[Start Materials provided]
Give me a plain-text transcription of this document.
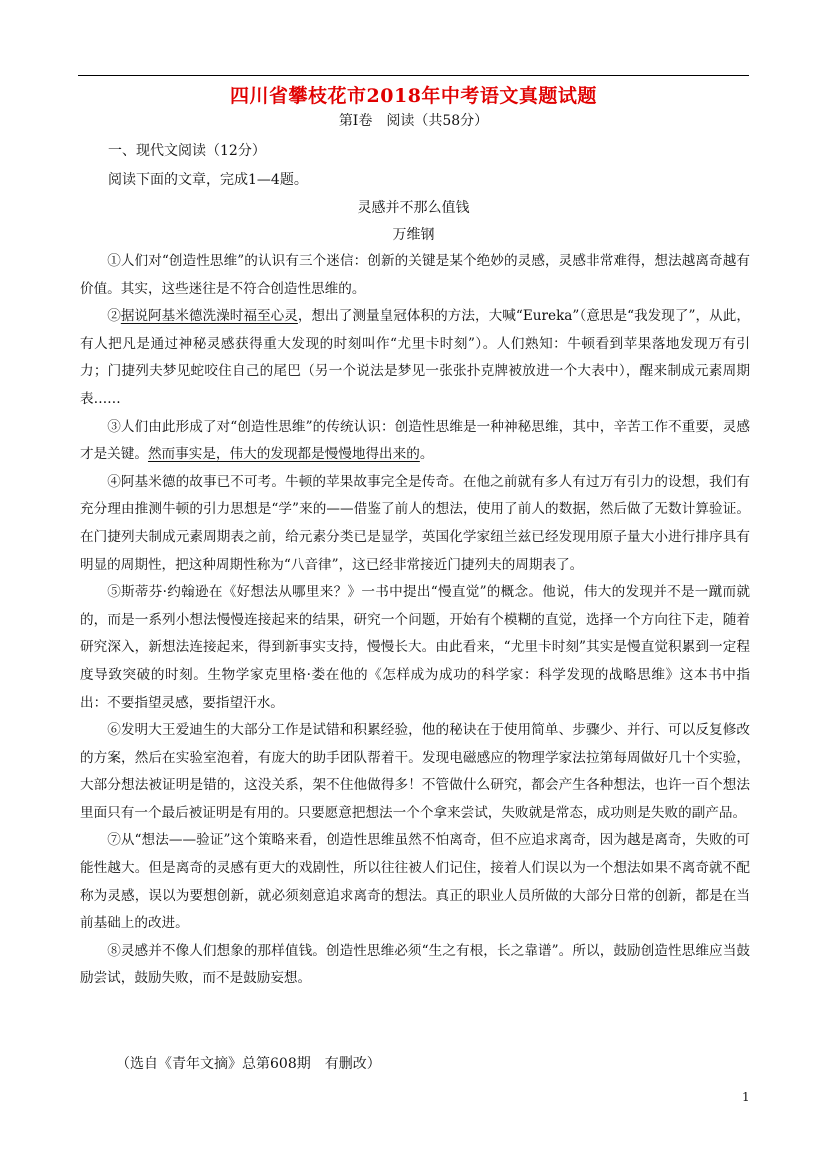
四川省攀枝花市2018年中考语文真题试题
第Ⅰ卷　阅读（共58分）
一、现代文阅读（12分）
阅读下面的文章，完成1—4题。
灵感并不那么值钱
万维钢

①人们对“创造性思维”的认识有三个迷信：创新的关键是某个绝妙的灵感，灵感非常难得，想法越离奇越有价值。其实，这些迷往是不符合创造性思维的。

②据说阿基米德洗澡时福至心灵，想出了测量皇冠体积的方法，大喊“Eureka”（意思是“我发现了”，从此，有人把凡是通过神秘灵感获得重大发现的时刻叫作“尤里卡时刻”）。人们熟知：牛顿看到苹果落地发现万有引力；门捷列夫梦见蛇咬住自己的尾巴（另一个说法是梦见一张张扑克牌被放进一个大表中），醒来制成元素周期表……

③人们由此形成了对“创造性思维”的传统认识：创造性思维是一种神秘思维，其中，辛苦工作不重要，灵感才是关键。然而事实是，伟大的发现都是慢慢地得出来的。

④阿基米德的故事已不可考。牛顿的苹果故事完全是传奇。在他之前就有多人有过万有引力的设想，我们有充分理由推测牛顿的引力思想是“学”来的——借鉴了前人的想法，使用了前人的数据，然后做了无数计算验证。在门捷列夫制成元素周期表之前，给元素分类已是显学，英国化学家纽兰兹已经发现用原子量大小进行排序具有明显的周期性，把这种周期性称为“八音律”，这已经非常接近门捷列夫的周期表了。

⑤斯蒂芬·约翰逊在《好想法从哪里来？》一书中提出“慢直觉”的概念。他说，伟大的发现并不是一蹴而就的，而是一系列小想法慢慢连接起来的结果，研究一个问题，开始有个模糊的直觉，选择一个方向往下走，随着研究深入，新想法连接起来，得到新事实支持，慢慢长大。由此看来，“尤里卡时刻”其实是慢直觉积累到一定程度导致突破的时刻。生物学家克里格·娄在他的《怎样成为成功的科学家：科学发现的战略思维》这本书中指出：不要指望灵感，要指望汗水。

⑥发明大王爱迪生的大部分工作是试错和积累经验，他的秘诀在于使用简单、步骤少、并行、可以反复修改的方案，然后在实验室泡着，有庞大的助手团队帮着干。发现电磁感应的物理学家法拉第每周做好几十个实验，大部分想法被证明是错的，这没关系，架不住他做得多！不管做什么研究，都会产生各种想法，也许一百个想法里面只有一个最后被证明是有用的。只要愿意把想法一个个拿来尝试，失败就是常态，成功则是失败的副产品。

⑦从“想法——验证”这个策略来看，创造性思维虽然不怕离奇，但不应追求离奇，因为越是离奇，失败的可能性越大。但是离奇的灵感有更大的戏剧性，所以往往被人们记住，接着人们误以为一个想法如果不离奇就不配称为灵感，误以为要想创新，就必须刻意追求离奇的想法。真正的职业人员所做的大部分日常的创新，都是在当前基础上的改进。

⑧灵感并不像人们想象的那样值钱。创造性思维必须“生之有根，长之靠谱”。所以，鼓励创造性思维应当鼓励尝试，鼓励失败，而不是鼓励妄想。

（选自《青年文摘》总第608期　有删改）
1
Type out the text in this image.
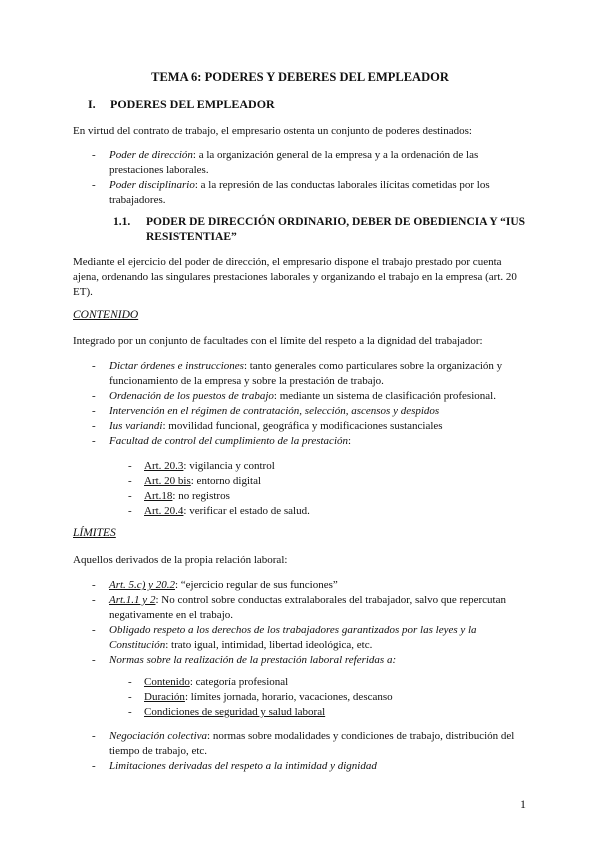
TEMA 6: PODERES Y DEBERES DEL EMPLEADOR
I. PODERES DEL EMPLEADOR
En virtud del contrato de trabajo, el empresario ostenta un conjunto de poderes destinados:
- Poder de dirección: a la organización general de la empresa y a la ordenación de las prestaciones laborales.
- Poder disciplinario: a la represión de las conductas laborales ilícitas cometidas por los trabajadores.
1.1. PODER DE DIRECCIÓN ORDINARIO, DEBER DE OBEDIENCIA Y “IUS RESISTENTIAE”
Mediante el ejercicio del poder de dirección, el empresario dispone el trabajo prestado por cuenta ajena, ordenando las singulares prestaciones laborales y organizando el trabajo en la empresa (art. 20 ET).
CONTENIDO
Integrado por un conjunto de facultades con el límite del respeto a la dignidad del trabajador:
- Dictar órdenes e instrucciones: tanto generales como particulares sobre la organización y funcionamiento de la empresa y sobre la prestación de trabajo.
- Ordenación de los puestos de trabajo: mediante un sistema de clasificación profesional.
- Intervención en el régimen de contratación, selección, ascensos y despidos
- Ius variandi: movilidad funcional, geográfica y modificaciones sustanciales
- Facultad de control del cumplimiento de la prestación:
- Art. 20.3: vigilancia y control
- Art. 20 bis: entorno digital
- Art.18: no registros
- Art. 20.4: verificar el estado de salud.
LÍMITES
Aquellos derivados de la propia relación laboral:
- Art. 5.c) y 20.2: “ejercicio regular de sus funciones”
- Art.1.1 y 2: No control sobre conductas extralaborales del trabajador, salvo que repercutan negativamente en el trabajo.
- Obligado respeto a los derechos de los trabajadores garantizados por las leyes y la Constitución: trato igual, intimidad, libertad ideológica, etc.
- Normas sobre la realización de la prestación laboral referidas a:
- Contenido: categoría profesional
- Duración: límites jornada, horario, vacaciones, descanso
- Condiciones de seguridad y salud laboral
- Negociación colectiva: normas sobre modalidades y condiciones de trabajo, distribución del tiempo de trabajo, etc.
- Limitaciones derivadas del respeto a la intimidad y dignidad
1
[End Materials provided]
[Start Materials provided]
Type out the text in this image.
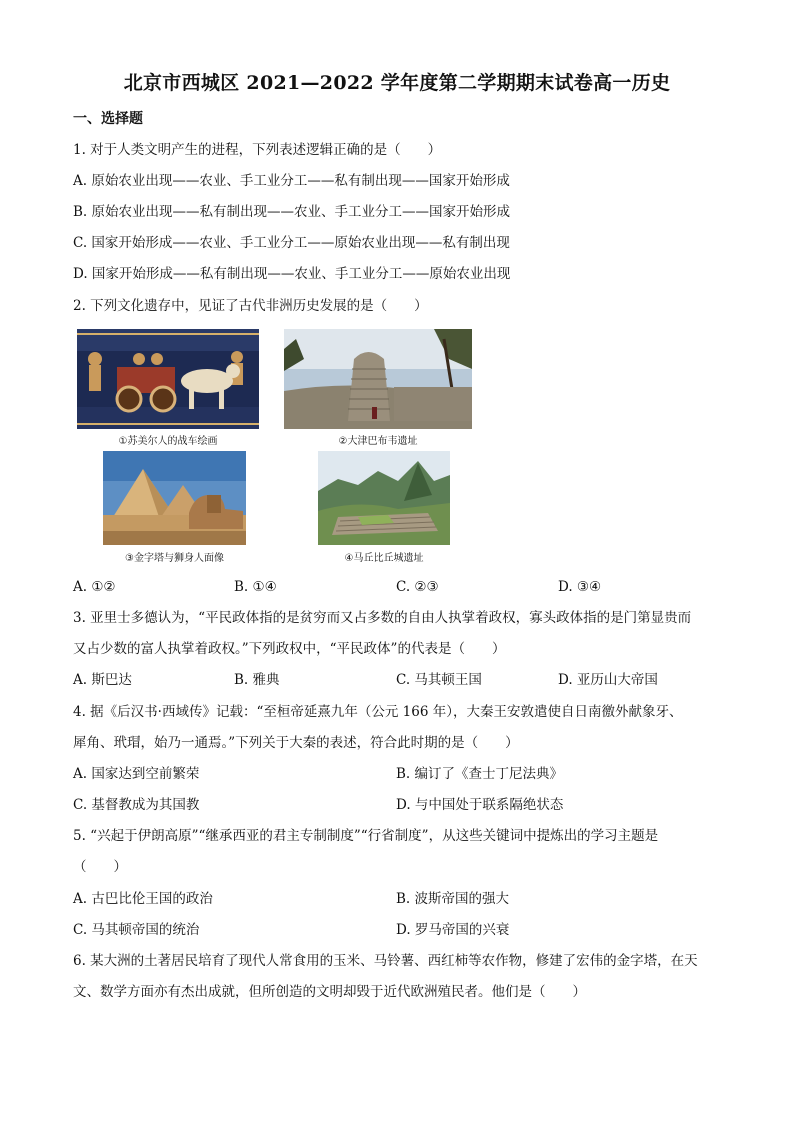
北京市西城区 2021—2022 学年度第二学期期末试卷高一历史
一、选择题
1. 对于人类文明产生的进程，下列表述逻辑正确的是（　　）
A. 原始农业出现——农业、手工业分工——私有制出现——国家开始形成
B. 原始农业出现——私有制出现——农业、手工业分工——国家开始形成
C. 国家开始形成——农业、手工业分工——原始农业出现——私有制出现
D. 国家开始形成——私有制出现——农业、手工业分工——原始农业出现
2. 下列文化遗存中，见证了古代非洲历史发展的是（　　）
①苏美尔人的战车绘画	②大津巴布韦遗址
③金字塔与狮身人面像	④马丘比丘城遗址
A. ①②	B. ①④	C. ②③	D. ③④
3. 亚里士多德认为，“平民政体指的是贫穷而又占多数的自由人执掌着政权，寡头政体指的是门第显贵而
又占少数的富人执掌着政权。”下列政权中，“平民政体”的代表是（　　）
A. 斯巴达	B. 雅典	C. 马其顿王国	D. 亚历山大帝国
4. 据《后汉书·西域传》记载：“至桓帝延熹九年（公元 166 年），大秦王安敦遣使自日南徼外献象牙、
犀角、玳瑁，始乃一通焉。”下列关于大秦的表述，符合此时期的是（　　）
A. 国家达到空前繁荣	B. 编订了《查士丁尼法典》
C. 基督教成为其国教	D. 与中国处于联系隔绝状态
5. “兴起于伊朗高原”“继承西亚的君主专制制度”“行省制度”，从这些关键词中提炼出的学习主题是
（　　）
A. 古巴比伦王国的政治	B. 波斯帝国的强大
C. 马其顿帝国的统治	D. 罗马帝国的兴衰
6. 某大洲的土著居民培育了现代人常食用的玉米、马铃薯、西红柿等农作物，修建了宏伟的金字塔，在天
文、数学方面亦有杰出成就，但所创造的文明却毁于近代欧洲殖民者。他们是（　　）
[End Materials provided]
* Prompt *
Gather and return every line that holds the string "control".

* Full response *
- Facultad de control del cumplimiento de la prestación:
- Art. 20.3: vigilancia y control
- Art.1.1 y 2: No control sobre conductas extralaborales del trabajador, salvo que repercutan negativamente en el trabajo.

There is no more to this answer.